WHAT YOU WILL DO:
Output all the material that follows, exactly as given.

DATA PROVIDED:
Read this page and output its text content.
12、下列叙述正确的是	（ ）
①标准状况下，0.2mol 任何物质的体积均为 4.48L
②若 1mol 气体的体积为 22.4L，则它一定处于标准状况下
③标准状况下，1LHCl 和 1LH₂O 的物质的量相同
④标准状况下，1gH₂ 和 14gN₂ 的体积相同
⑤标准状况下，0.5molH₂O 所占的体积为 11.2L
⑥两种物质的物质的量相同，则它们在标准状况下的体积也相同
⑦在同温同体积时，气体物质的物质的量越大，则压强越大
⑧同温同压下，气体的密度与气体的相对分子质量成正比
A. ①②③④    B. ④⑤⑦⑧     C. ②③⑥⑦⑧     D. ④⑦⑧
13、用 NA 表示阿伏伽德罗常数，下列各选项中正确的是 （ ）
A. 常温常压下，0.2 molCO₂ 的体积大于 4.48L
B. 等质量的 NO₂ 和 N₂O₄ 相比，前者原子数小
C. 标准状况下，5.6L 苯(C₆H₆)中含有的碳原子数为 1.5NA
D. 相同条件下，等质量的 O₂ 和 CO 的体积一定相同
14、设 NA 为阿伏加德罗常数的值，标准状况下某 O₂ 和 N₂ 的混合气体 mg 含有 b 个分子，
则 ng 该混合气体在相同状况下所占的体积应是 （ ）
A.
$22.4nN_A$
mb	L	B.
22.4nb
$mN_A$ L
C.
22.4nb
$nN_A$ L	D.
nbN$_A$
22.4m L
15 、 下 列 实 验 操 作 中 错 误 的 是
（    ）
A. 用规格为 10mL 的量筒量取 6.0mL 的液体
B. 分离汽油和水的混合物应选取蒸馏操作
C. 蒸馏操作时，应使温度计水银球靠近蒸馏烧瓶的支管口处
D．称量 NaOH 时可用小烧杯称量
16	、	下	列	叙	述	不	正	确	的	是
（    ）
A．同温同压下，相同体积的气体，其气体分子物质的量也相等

RESPONSE FOR THIS EXERCISE:
Read this page and output its text content.
12、下列叙述正确的是	（ ）
①标准状况下，0.2mol 任何物质的体积均为 4.48L
②若 1mol 气体的体积为 22.4L，则它一定处于标准状况下
③标准状况下，1LHCl 和 1LH₂O 的物质的量相同
④标准状况下，1gH₂ 和 14gN₂ 的体积相同
⑤标准状况下，0.5molH₂O 所占的体积为 11.2L
⑥两种物质的物质的量相同，则它们在标准状况下的体积也相同
⑦在同温同体积时，气体物质的物质的量越大，则压强越大
⑧同温同压下，气体的密度与气体的相对分子质量成正比
A. ①②③④    B. ④⑤⑦⑧     C. ②③⑥⑦⑧     D. ④⑦⑧
13、用 NA 表示阿伏伽德罗常数，下列各选项中正确的是 （ ）
A. 常温常压下，0.2 molCO₂ 的体积大于 4.48L
B. 等质量的 NO₂ 和 N₂O₄ 相比，前者原子数小
C. 标准状况下，5.6L 苯(C₆H₆)中含有的碳原子数为 1.5NA
D. 相同条件下，等质量的 O₂ 和 CO 的体积一定相同
14、设 NA 为阿伏加德罗常数的值，标准状况下某 O₂ 和 N₂ 的混合气体 mg 含有 b 个分子，
则 ng 该混合气体在相同状况下所占的体积应是 （ ）
A.
$22.4nN_A$
mb	L	B.
22.4nb
$mN_A$ L
C.
22.4nb
$nN_A$ L	D.
nbN$_A$
22.4m L
15 、 下 列 实 验 操 作 中 错 误 的 是
（    ）
A. 用规格为 10mL 的量筒量取 6.0mL 的液体
B. 分离汽油和水的混合物应选取蒸馏操作
C. 蒸馏操作时，应使温度计水银球靠近蒸馏烧瓶的支管口处
D．称量 NaOH 时可用小烧杯称量
16	、	下	列	叙	述	不	正	确	的	是
（    ）
A．同温同压下，相同体积的气体，其气体分子物质的量也相等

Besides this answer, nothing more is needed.